- RECORDS SUPPLIED -
____________

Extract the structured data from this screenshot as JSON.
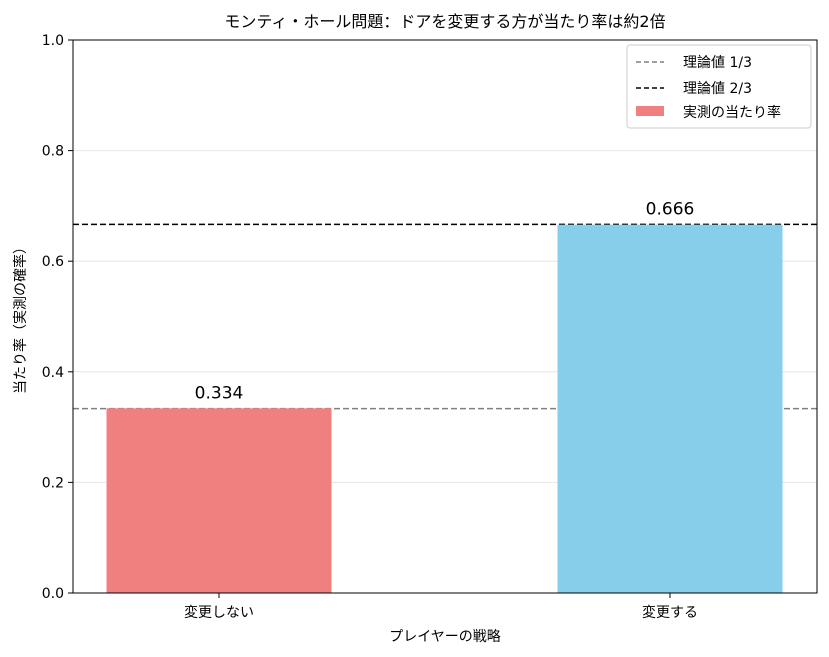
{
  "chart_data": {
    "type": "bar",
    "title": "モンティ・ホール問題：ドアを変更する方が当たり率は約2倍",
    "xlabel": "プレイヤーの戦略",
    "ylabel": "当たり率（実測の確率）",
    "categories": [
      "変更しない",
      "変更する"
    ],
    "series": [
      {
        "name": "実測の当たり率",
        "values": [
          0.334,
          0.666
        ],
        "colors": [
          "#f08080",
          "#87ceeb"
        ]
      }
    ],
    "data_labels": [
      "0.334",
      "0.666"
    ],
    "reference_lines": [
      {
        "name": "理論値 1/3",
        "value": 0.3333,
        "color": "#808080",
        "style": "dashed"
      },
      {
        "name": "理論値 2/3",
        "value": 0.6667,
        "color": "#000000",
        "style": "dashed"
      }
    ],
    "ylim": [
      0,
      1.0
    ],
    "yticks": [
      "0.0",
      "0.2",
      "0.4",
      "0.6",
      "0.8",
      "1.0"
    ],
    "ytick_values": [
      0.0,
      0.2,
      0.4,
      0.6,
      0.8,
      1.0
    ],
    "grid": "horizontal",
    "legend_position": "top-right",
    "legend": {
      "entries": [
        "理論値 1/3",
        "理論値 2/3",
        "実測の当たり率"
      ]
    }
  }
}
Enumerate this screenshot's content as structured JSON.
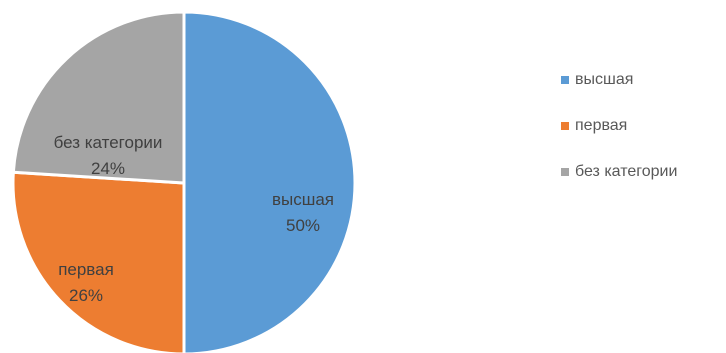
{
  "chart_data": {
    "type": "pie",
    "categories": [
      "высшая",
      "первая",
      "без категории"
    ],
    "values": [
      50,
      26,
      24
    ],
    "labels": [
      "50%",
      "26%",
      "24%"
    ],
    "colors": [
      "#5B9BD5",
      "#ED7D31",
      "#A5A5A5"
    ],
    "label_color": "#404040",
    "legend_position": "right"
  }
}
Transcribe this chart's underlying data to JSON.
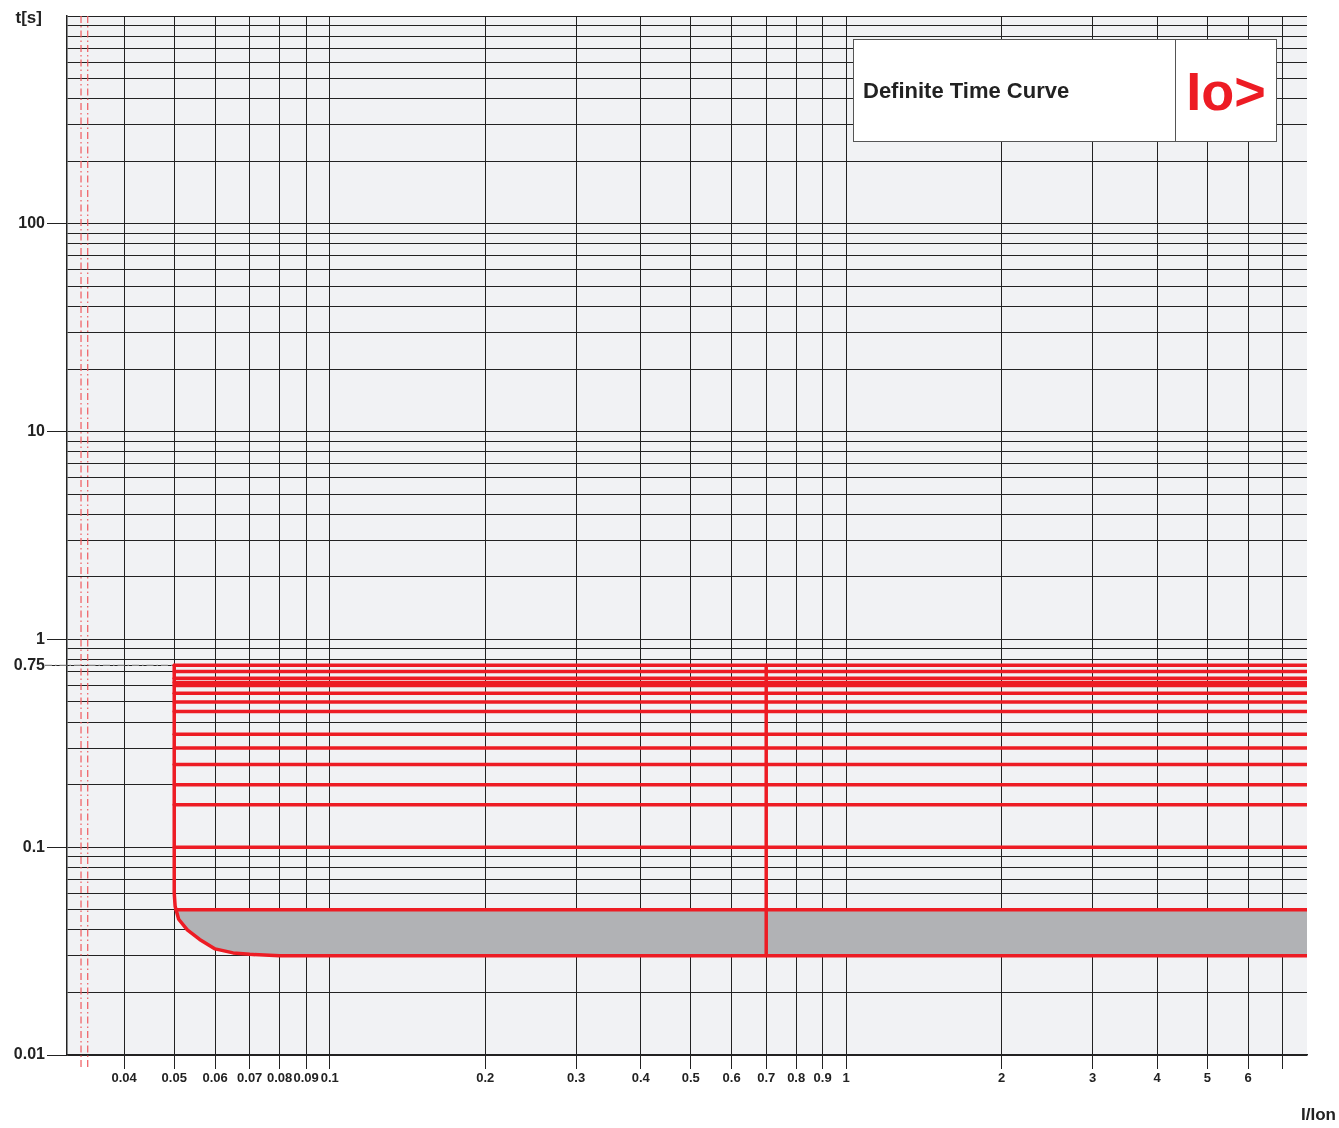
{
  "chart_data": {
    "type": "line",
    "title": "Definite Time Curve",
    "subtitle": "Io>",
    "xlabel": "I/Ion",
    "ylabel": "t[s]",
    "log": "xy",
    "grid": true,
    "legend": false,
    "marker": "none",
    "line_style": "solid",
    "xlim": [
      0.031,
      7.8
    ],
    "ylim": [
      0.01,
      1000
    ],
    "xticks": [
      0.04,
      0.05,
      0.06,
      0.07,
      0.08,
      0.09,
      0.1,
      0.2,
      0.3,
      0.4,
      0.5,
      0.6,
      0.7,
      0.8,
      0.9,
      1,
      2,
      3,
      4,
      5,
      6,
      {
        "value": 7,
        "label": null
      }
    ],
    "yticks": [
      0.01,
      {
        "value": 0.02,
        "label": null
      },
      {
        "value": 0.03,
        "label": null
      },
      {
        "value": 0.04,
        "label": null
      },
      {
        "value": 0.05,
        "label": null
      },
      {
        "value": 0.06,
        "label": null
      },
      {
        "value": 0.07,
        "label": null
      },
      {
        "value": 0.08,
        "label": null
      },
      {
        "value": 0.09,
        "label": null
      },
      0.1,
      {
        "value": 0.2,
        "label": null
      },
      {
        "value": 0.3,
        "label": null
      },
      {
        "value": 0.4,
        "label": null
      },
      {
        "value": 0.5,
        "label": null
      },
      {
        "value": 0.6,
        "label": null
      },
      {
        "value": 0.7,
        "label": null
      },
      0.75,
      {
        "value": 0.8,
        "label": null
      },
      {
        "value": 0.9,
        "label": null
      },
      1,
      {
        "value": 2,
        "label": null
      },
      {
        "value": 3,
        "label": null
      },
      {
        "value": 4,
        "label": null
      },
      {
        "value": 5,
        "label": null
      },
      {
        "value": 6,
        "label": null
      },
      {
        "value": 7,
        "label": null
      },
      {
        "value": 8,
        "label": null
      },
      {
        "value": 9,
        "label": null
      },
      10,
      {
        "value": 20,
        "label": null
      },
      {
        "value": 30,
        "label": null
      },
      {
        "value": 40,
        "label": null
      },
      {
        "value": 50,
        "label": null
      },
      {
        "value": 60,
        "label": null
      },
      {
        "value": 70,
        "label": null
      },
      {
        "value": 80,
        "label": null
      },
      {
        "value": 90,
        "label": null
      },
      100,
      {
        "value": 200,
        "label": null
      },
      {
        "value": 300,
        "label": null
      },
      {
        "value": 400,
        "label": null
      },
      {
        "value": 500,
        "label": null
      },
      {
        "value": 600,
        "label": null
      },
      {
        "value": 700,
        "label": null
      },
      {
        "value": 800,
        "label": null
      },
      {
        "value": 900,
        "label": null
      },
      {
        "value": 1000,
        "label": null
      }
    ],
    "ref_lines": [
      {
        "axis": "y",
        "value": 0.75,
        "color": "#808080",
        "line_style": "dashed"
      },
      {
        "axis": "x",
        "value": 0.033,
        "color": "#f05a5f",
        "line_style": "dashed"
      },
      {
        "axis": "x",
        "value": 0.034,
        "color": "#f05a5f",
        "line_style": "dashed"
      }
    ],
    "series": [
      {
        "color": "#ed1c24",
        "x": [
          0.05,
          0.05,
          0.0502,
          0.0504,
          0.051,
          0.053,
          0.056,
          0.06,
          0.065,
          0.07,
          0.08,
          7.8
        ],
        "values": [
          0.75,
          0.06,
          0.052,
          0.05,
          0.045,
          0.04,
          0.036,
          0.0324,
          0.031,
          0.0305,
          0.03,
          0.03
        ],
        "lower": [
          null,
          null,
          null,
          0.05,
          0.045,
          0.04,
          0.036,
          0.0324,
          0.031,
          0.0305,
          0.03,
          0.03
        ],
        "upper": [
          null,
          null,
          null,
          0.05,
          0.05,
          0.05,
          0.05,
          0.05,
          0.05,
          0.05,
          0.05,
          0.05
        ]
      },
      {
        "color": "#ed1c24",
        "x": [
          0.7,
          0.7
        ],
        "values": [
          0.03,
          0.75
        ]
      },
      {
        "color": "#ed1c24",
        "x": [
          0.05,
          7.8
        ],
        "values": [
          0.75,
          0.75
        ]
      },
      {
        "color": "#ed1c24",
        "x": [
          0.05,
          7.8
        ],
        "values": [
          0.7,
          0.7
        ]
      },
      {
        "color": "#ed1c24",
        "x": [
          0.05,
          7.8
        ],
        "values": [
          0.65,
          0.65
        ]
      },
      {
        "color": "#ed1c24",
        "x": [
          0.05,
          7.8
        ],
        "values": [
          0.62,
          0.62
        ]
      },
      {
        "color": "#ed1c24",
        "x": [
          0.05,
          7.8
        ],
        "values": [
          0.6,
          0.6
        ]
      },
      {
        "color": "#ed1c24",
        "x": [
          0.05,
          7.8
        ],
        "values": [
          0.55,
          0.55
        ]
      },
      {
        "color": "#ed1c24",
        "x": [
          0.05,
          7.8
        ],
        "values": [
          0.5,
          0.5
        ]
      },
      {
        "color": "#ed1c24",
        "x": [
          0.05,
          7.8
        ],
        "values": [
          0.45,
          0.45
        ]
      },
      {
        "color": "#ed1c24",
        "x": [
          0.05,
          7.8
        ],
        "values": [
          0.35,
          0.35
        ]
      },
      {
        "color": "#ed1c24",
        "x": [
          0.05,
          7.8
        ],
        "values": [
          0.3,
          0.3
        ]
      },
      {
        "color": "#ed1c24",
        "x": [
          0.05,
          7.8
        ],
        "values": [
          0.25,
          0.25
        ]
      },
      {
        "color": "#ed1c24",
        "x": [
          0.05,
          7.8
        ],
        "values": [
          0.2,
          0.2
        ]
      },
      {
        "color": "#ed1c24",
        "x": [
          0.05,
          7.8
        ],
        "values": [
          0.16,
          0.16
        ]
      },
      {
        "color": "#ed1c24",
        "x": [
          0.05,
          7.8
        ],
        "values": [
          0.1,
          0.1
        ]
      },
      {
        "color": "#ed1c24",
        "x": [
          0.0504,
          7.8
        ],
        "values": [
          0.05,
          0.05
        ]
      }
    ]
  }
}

____________

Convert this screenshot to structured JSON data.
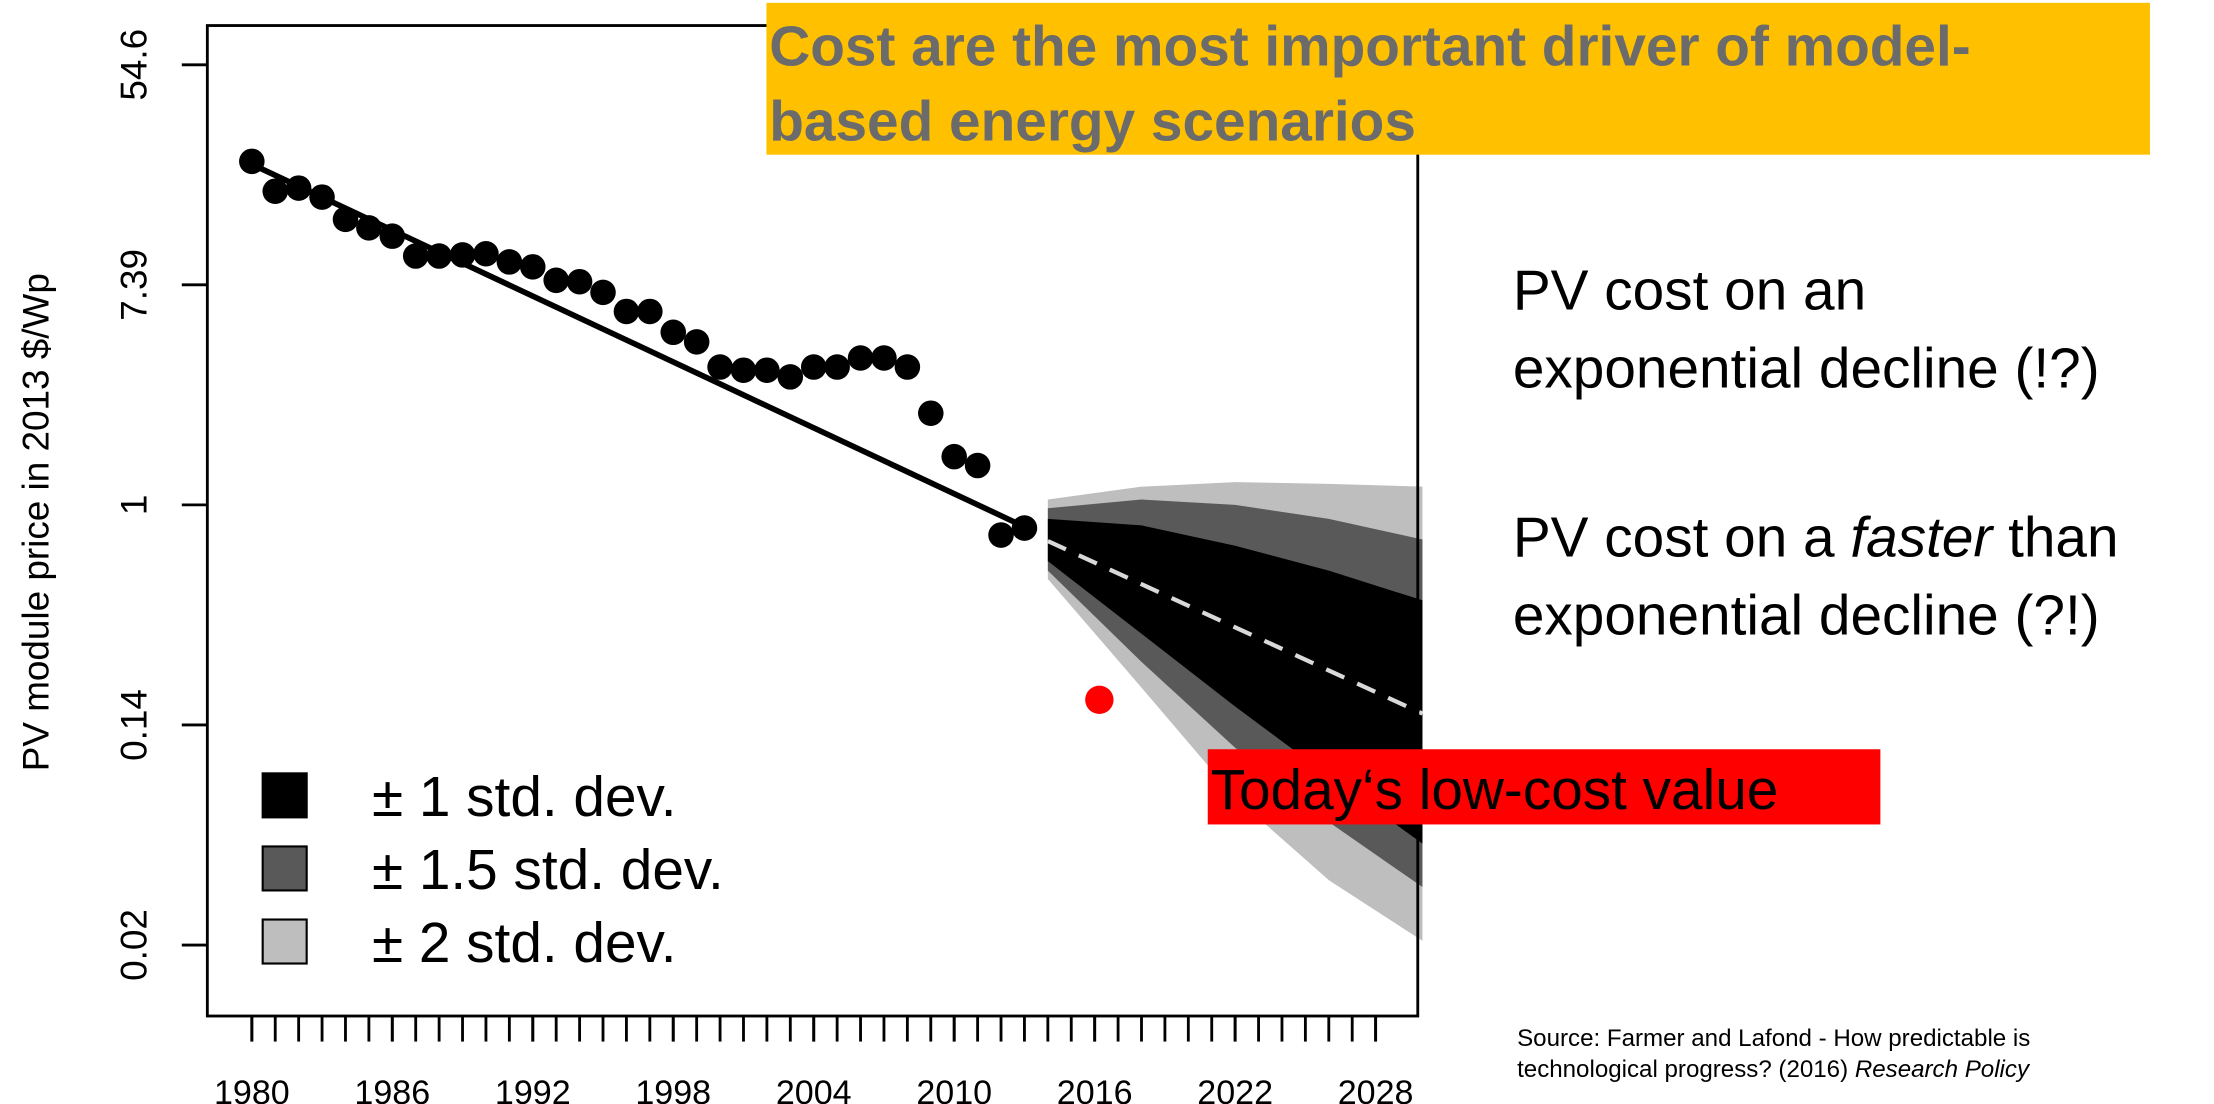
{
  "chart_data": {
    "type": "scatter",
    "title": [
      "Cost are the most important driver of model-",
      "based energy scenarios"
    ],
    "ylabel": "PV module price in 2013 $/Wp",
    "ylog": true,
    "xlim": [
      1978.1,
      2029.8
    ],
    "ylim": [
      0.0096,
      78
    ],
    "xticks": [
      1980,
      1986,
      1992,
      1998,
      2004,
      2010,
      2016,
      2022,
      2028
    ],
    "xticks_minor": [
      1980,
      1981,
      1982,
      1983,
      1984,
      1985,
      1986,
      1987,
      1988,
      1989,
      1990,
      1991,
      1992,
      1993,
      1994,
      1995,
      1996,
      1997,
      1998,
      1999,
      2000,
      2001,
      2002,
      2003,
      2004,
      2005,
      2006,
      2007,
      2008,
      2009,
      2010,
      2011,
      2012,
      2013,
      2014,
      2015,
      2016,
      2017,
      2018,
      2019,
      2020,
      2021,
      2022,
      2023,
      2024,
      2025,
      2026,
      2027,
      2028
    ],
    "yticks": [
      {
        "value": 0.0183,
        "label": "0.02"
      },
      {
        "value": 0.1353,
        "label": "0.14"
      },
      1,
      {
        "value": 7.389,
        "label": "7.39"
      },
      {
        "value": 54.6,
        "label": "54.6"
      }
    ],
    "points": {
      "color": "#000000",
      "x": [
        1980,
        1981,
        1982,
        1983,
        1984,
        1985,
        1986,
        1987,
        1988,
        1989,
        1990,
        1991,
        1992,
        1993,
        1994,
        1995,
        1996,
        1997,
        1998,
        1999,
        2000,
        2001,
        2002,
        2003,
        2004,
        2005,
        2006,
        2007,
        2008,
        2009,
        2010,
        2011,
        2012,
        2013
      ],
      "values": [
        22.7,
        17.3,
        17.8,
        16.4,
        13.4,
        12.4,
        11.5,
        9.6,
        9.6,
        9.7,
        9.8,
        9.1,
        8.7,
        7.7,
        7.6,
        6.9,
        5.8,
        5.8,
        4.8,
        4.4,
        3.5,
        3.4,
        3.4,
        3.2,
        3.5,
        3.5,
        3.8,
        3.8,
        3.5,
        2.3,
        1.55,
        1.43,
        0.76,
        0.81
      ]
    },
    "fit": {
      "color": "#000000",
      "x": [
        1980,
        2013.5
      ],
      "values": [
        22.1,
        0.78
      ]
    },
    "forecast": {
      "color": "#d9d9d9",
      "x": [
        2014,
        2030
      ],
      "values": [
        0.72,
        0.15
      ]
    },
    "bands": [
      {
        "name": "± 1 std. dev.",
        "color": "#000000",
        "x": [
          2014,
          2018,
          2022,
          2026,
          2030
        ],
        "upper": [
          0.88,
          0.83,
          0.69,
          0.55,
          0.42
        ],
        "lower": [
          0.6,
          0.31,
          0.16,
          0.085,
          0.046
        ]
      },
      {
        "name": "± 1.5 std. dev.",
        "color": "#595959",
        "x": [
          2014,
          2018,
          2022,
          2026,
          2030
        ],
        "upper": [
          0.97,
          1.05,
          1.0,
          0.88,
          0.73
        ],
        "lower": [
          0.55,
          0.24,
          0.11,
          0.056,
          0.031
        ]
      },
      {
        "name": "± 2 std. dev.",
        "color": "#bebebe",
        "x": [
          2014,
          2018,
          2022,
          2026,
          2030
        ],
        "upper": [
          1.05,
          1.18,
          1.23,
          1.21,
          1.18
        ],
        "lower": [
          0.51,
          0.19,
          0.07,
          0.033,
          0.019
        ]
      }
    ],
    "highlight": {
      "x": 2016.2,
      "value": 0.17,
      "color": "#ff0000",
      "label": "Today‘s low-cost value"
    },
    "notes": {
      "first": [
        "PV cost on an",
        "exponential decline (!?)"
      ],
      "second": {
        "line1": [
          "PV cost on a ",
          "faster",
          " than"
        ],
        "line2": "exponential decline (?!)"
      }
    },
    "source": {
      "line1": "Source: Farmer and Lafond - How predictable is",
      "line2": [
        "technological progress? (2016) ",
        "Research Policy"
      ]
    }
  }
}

____________

- WRITTEN INSTRUCTION -
Report the number of lines above that contain the word "ylabel", and only that number.

- ANSWER TO THE PROBLEM -
3